Copy every line in which the string "一岗双责" occurs.

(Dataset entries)
— Begin —

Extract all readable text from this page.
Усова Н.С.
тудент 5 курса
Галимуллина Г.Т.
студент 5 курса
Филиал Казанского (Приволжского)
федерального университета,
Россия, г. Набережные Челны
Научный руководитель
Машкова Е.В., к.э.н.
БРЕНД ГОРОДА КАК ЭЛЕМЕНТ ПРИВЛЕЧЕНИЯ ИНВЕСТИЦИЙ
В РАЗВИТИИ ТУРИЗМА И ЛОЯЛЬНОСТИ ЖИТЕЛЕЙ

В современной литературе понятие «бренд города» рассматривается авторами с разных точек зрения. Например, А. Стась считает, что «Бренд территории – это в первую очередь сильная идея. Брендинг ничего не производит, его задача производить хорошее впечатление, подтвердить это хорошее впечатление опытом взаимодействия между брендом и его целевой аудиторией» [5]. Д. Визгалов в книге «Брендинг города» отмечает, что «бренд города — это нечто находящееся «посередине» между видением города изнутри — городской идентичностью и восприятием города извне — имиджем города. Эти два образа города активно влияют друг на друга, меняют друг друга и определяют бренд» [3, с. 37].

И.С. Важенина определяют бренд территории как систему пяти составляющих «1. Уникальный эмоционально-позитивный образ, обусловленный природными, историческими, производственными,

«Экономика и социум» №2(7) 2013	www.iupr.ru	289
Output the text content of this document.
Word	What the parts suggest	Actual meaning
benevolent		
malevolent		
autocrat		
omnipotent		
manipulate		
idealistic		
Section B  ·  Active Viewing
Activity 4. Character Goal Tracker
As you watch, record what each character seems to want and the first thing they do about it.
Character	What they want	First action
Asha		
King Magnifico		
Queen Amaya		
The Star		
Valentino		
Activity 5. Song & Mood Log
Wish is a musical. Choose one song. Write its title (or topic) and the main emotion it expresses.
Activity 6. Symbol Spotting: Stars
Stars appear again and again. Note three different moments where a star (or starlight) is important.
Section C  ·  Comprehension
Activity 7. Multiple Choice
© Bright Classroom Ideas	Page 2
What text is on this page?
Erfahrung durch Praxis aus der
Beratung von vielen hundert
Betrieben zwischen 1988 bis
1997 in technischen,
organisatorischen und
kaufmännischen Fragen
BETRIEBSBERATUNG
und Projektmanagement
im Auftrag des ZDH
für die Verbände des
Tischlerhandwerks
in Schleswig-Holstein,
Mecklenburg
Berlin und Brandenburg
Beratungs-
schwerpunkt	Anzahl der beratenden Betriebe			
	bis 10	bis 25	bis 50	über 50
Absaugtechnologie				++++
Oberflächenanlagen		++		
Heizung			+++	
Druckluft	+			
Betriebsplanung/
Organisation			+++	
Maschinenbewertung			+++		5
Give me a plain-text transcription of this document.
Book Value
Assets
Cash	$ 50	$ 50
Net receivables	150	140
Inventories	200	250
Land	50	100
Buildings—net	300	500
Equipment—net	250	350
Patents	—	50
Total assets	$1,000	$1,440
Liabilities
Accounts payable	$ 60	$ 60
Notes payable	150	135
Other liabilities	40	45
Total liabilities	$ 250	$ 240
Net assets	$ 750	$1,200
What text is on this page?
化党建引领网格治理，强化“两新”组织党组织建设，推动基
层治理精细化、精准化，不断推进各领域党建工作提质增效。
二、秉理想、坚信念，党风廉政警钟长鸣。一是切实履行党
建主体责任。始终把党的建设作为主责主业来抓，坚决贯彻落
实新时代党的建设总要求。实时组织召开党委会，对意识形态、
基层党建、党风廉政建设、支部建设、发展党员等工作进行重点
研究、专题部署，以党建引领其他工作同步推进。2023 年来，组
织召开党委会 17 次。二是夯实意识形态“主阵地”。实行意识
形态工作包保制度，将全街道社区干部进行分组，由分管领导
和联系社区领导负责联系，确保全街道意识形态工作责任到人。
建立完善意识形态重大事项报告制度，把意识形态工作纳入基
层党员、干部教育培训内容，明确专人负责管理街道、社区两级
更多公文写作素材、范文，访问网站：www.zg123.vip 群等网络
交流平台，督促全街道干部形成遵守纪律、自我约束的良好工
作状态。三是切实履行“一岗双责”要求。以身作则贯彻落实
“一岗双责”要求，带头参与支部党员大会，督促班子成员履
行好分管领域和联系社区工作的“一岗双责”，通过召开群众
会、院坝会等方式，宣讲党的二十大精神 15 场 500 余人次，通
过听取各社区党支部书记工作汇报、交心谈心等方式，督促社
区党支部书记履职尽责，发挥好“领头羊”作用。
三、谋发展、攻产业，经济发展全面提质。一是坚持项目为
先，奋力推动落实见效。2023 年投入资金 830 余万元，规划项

— End —

FINAL ANSWER >>
作状态。三是切实履行“一岗双责”要求。以身作则贯彻落实
“一岗双责”要求，带头参与支部党员大会，督促班子成员履
行好分管领域和联系社区工作的“一岗双责”，通过召开群众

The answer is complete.